Please work out how many lines in the material contain "color" and give only that figure.

* Begin SUPPLIED MATERIAL *

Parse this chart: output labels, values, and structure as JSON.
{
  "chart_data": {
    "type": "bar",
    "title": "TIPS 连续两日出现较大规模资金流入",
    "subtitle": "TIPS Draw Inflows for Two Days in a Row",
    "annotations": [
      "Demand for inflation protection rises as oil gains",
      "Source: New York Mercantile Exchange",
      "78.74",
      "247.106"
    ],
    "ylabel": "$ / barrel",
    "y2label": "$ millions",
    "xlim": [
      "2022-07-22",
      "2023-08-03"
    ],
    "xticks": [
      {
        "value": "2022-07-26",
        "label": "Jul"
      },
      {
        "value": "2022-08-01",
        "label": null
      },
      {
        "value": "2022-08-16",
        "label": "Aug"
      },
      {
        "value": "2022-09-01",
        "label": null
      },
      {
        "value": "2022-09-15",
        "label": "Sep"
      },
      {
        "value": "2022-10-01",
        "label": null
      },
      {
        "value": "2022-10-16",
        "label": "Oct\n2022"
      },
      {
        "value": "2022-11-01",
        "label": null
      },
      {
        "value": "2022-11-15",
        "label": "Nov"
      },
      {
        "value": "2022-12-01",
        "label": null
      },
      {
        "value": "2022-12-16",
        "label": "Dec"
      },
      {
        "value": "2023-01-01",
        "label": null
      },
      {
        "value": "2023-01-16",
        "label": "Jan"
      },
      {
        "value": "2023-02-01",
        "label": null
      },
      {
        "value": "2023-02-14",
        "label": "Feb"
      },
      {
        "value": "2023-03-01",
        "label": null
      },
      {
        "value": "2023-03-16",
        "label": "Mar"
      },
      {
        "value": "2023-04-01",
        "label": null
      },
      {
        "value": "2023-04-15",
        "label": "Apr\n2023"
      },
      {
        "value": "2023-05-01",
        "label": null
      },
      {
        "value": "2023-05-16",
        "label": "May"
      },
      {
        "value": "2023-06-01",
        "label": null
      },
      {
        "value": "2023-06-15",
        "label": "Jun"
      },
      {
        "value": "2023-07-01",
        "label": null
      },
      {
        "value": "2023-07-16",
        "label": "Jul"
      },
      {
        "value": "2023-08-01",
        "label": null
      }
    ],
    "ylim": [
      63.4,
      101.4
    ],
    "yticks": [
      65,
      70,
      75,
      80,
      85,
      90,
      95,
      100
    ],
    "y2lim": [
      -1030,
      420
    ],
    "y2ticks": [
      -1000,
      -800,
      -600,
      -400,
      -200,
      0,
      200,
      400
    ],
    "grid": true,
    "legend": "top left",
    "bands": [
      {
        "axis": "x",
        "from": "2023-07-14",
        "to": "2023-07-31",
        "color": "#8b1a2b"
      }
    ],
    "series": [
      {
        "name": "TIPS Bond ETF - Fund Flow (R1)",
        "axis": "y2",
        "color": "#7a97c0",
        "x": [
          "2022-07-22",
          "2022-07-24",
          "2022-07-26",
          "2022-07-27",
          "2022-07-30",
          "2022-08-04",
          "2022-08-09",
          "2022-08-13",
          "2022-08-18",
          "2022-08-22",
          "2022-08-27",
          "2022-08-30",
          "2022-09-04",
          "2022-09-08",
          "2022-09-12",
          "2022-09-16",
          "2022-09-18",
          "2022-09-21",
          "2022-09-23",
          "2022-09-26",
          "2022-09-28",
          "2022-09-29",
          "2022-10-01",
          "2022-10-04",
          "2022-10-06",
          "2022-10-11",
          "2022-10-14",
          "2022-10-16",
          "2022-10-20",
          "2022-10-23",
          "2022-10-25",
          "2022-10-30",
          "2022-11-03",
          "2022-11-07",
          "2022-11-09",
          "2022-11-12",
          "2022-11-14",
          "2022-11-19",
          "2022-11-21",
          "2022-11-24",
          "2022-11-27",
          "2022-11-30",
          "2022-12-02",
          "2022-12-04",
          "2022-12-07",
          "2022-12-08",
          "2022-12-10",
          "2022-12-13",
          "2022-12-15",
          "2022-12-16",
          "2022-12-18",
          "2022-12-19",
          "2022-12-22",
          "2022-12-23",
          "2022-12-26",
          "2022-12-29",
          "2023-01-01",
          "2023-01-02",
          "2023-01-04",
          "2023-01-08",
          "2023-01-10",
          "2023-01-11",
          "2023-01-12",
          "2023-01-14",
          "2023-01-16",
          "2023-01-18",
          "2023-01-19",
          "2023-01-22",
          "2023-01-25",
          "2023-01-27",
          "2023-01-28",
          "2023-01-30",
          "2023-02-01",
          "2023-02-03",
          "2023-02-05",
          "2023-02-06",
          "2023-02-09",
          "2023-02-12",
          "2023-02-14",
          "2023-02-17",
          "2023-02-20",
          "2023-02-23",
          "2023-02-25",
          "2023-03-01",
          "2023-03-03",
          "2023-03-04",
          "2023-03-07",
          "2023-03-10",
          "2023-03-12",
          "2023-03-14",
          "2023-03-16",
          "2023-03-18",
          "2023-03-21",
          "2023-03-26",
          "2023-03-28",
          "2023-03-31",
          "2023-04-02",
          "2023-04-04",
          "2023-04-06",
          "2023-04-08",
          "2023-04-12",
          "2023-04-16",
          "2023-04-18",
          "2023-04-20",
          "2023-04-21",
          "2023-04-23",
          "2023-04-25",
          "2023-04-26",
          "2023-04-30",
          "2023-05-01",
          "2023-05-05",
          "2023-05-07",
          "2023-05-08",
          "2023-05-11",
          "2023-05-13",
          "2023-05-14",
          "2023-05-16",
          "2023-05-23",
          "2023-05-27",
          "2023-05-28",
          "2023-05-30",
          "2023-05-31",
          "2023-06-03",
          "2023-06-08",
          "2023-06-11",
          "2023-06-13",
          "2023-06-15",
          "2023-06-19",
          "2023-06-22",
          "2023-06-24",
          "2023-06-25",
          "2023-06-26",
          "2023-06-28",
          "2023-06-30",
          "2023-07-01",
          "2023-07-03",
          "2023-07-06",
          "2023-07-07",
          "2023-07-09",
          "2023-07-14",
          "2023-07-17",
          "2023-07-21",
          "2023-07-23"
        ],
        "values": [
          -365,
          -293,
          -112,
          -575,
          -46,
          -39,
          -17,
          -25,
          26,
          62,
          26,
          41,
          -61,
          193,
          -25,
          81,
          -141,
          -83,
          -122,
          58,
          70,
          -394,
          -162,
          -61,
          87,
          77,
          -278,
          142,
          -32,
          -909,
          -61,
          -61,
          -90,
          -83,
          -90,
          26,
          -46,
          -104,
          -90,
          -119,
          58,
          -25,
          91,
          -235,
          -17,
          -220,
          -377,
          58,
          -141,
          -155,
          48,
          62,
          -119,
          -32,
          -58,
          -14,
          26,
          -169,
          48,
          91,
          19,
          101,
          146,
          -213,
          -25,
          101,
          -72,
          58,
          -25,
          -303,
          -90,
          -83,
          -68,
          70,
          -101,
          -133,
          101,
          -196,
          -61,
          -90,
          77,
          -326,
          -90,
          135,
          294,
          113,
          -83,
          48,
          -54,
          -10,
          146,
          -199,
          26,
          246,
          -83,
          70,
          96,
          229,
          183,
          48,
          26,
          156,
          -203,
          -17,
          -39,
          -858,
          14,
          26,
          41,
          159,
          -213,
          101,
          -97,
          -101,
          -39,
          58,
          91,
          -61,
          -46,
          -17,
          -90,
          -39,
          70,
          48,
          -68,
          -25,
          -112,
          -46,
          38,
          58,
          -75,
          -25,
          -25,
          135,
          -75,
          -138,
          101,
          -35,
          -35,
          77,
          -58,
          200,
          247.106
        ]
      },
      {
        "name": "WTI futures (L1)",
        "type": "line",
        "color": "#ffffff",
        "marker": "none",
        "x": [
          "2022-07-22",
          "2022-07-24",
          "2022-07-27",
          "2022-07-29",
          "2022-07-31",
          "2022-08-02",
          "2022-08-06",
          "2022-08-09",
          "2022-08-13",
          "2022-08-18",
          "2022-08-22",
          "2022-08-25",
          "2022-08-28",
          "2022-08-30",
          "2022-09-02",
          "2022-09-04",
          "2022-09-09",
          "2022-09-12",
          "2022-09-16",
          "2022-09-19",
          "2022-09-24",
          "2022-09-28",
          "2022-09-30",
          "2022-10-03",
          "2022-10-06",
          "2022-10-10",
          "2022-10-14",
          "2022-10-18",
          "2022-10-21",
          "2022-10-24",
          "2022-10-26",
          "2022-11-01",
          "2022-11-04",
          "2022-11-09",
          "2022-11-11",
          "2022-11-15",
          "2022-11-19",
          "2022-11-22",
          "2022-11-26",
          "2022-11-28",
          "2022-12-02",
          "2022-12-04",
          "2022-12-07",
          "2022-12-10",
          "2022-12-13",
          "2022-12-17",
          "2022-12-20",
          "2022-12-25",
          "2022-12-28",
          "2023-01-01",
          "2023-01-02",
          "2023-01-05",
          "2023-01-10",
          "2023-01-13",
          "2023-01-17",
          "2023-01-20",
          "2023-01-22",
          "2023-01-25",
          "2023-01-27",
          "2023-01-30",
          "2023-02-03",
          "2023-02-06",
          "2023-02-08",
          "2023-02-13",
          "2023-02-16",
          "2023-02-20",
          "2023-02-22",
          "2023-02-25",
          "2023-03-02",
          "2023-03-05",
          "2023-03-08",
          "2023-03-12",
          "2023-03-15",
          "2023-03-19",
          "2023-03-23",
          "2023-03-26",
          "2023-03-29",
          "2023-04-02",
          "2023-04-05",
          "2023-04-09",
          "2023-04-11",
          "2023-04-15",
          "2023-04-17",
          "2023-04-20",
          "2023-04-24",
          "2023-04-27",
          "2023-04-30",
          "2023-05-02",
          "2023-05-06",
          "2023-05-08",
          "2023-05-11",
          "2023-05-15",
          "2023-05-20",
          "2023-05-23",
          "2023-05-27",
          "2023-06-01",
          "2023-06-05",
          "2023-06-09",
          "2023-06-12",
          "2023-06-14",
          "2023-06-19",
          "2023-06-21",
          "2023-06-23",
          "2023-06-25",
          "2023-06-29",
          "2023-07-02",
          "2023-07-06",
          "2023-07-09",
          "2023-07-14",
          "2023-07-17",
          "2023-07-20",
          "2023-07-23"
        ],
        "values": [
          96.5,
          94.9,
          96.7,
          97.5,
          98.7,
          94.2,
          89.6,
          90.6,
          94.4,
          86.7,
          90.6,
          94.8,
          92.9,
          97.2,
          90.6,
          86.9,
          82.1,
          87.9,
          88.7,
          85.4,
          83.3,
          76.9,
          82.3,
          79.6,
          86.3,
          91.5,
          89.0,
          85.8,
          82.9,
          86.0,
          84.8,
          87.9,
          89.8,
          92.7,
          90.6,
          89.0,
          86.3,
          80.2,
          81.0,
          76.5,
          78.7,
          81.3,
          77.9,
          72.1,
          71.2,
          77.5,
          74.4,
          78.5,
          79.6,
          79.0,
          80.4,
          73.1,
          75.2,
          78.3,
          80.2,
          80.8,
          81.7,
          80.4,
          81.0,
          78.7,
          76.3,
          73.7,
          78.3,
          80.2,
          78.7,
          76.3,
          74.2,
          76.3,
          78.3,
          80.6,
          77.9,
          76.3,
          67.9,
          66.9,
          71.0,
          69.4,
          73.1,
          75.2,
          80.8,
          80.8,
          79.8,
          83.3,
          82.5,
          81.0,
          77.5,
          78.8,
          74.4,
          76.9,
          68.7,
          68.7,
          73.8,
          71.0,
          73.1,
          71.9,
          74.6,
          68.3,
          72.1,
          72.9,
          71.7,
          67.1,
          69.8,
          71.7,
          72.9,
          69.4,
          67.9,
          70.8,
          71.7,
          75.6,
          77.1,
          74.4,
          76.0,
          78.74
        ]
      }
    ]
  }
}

* End SUPPLIED MATERIAL *

**SOLUTION**
3